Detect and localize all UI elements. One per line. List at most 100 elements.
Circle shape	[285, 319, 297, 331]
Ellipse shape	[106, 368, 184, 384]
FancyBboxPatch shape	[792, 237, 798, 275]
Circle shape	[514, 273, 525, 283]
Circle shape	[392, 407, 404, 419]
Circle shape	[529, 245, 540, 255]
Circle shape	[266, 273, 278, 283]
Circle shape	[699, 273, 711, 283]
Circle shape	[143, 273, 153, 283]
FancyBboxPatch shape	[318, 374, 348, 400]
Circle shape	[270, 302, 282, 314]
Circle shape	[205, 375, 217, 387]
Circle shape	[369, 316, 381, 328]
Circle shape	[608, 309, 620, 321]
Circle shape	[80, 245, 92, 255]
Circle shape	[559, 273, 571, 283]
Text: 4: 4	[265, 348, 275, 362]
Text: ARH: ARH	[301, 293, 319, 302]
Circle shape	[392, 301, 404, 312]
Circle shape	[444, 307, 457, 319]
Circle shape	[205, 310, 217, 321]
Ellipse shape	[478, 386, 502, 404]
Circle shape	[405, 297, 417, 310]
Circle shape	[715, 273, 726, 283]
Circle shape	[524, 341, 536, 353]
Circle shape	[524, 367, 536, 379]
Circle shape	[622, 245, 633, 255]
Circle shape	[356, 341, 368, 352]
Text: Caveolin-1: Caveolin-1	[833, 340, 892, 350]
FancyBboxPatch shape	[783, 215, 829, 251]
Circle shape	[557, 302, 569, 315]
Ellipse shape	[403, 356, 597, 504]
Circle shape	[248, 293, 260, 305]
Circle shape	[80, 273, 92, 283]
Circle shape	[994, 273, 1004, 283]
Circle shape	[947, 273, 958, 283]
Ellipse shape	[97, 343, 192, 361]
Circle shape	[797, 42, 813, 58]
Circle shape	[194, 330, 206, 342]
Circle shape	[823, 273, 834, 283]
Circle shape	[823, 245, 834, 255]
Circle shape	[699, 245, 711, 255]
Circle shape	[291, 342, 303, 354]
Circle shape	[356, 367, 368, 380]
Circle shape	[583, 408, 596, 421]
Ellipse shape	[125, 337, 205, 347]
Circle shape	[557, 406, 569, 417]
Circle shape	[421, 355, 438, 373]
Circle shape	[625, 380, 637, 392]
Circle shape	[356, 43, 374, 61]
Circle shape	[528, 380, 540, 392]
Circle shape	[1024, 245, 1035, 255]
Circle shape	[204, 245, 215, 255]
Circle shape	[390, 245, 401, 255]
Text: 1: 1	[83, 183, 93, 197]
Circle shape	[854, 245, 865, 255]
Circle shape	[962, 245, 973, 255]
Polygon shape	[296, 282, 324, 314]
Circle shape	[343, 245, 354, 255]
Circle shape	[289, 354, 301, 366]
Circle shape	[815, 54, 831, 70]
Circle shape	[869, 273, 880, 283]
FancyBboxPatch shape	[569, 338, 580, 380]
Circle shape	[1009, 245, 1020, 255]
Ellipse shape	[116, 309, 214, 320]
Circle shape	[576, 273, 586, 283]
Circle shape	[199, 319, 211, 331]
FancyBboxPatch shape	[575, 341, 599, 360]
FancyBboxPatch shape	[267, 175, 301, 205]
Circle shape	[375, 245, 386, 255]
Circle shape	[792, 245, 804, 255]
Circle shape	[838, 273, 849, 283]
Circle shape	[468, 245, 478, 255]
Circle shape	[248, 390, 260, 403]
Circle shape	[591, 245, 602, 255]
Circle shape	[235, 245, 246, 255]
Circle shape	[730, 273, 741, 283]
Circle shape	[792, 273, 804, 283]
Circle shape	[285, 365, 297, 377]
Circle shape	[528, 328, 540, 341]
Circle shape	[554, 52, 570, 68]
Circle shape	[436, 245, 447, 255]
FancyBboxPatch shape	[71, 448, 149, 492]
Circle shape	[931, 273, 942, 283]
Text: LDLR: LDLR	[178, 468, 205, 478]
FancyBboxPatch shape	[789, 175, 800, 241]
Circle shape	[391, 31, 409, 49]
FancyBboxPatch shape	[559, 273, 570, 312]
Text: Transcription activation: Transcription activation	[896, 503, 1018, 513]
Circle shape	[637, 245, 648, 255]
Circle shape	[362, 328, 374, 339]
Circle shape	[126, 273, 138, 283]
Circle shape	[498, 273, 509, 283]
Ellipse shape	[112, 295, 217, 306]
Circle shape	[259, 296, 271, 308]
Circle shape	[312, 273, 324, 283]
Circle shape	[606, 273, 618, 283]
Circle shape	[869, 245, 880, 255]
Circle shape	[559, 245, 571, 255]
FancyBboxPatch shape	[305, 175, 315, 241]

GIVEN REQUEST: Rewrite all the records, replacing every "Ellipse shape" with "Oval shape" and leaving everything else unchanged.

ANSWER TO THE TASK:
Detect and localize all UI elements. One per line. List at most 100 elements.
Circle shape	[285, 319, 297, 331]
Oval shape	[106, 368, 184, 384]
FancyBboxPatch shape	[792, 237, 798, 275]
Circle shape	[514, 273, 525, 283]
Circle shape	[392, 407, 404, 419]
Circle shape	[529, 245, 540, 255]
Circle shape	[266, 273, 278, 283]
Circle shape	[699, 273, 711, 283]
Circle shape	[143, 273, 153, 283]
FancyBboxPatch shape	[318, 374, 348, 400]
Circle shape	[270, 302, 282, 314]
Circle shape	[205, 375, 217, 387]
Circle shape	[369, 316, 381, 328]
Circle shape	[608, 309, 620, 321]
Circle shape	[80, 245, 92, 255]
Circle shape	[559, 273, 571, 283]
Text: 4: 4	[265, 348, 275, 362]
Text: ARH: ARH	[301, 293, 319, 302]
Circle shape	[392, 301, 404, 312]
Circle shape	[444, 307, 457, 319]
Circle shape	[205, 310, 217, 321]
Oval shape	[478, 386, 502, 404]
Circle shape	[405, 297, 417, 310]
Circle shape	[715, 273, 726, 283]
Circle shape	[524, 341, 536, 353]
Circle shape	[524, 367, 536, 379]
Circle shape	[622, 245, 633, 255]
Circle shape	[356, 341, 368, 352]
Text: Caveolin-1: Caveolin-1	[833, 340, 892, 350]
FancyBboxPatch shape	[783, 215, 829, 251]
Circle shape	[557, 302, 569, 315]
Oval shape	[403, 356, 597, 504]
Circle shape	[248, 293, 260, 305]
Circle shape	[80, 273, 92, 283]
Circle shape	[994, 273, 1004, 283]
Circle shape	[947, 273, 958, 283]
Oval shape	[97, 343, 192, 361]
Circle shape	[797, 42, 813, 58]
Circle shape	[194, 330, 206, 342]
Circle shape	[823, 273, 834, 283]
Circle shape	[823, 245, 834, 255]
Circle shape	[699, 245, 711, 255]
Circle shape	[291, 342, 303, 354]
Circle shape	[356, 367, 368, 380]
Circle shape	[583, 408, 596, 421]
Oval shape	[125, 337, 205, 347]
Circle shape	[557, 406, 569, 417]
Circle shape	[421, 355, 438, 373]
Circle shape	[625, 380, 637, 392]
Circle shape	[356, 43, 374, 61]
Circle shape	[528, 380, 540, 392]
Circle shape	[1024, 245, 1035, 255]
Circle shape	[204, 245, 215, 255]
Circle shape	[390, 245, 401, 255]
Text: 1: 1	[83, 183, 93, 197]
Circle shape	[854, 245, 865, 255]
Circle shape	[962, 245, 973, 255]
Polygon shape	[296, 282, 324, 314]
Circle shape	[343, 245, 354, 255]
Circle shape	[289, 354, 301, 366]
Circle shape	[815, 54, 831, 70]
Circle shape	[869, 273, 880, 283]
FancyBboxPatch shape	[569, 338, 580, 380]
Circle shape	[1009, 245, 1020, 255]
Oval shape	[116, 309, 214, 320]
Circle shape	[576, 273, 586, 283]
Circle shape	[199, 319, 211, 331]
FancyBboxPatch shape	[575, 341, 599, 360]
FancyBboxPatch shape	[267, 175, 301, 205]
Circle shape	[375, 245, 386, 255]
Circle shape	[792, 245, 804, 255]
Circle shape	[838, 273, 849, 283]
Circle shape	[468, 245, 478, 255]
Circle shape	[248, 390, 260, 403]
Circle shape	[591, 245, 602, 255]
Circle shape	[235, 245, 246, 255]
Circle shape	[730, 273, 741, 283]
Circle shape	[792, 273, 804, 283]
Circle shape	[285, 365, 297, 377]
Circle shape	[528, 328, 540, 341]
Circle shape	[554, 52, 570, 68]
Circle shape	[436, 245, 447, 255]
FancyBboxPatch shape	[71, 448, 149, 492]
Circle shape	[931, 273, 942, 283]
Text: LDLR: LDLR	[178, 468, 205, 478]
FancyBboxPatch shape	[789, 175, 800, 241]
Circle shape	[391, 31, 409, 49]
FancyBboxPatch shape	[559, 273, 570, 312]
Text: Transcription activation: Transcription activation	[896, 503, 1018, 513]
Circle shape	[637, 245, 648, 255]
Circle shape	[362, 328, 374, 339]
Circle shape	[126, 273, 138, 283]
Circle shape	[498, 273, 509, 283]
Oval shape	[112, 295, 217, 306]
Circle shape	[259, 296, 271, 308]
Circle shape	[312, 273, 324, 283]
Circle shape	[606, 273, 618, 283]
Circle shape	[869, 245, 880, 255]
Circle shape	[559, 245, 571, 255]
FancyBboxPatch shape	[305, 175, 315, 241]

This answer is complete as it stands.